- Set problem
Gather, from the listing beneath this task, every line holding the string "text".

- Data for this task

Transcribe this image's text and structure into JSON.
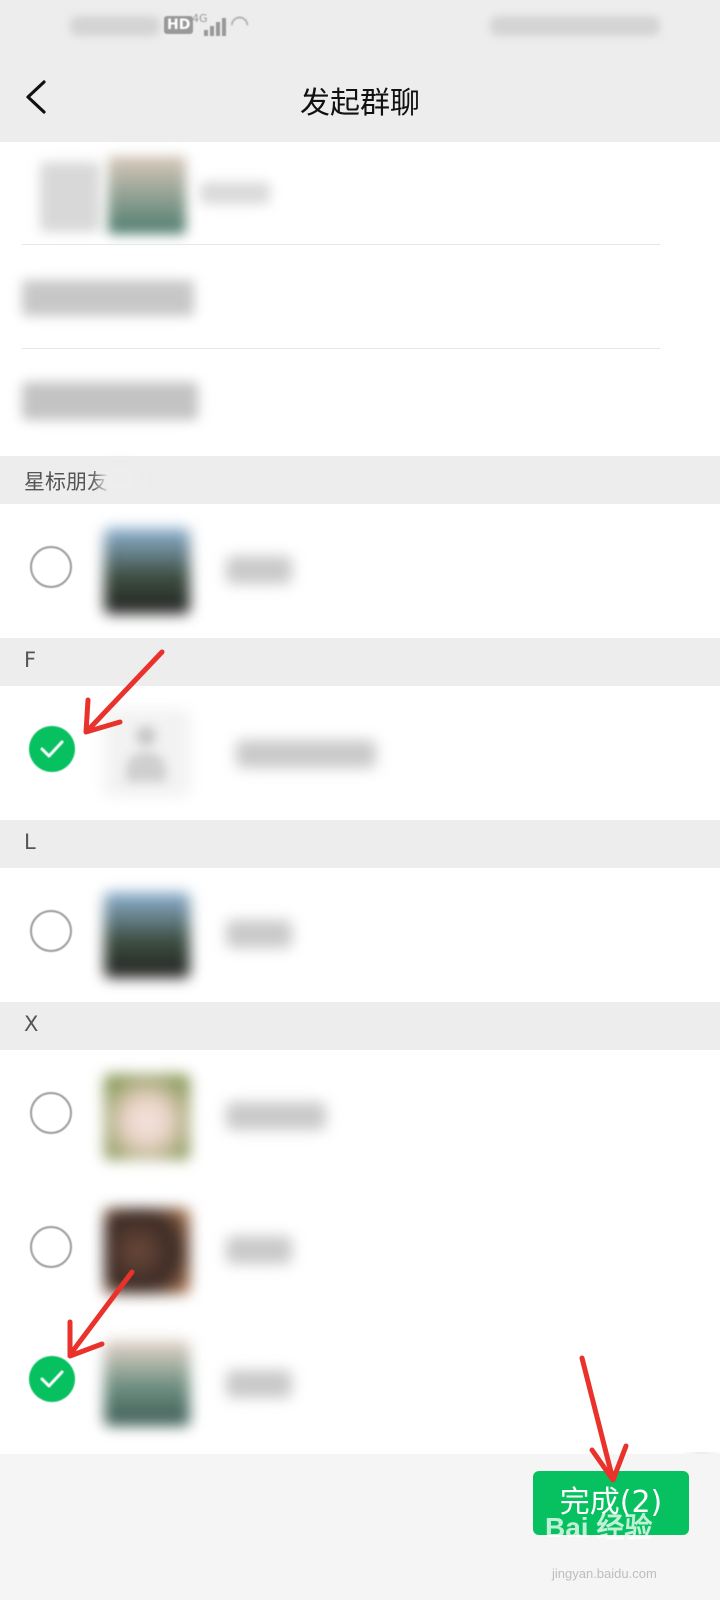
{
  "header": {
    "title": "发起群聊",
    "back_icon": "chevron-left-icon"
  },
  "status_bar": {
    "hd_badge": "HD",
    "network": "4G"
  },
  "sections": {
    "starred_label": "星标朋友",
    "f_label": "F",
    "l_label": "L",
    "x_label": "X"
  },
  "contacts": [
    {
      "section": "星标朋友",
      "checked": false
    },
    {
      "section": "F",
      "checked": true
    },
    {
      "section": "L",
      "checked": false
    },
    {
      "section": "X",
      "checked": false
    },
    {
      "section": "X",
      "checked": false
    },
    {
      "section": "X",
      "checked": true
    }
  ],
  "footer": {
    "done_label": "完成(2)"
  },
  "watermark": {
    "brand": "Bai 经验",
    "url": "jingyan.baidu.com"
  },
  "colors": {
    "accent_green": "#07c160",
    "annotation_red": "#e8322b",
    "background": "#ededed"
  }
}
...
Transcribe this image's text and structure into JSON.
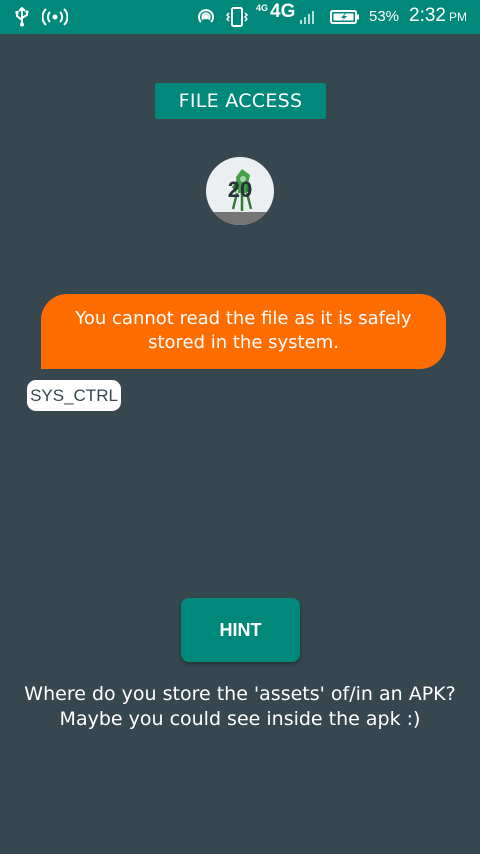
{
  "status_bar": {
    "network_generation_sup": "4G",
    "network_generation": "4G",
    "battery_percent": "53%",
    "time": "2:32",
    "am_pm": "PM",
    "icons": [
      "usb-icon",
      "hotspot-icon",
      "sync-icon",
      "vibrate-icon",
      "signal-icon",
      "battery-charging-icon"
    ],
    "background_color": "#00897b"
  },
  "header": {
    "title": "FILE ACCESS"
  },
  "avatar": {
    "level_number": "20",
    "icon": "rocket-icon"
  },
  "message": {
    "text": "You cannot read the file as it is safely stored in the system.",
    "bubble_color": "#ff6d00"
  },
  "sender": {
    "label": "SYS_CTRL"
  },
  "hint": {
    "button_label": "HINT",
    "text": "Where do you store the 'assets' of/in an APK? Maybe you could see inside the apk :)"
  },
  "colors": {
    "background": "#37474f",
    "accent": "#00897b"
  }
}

- Solution for this exercise
Transcribe this image's text and structure into JSON.
Transcribe this image's text and structure into JSON.
    "text": "You cannot read the file as it is safely stored in the system.",
    "text": "Where do you store the 'assets' of/in an APK? Maybe you could see inside the apk :)"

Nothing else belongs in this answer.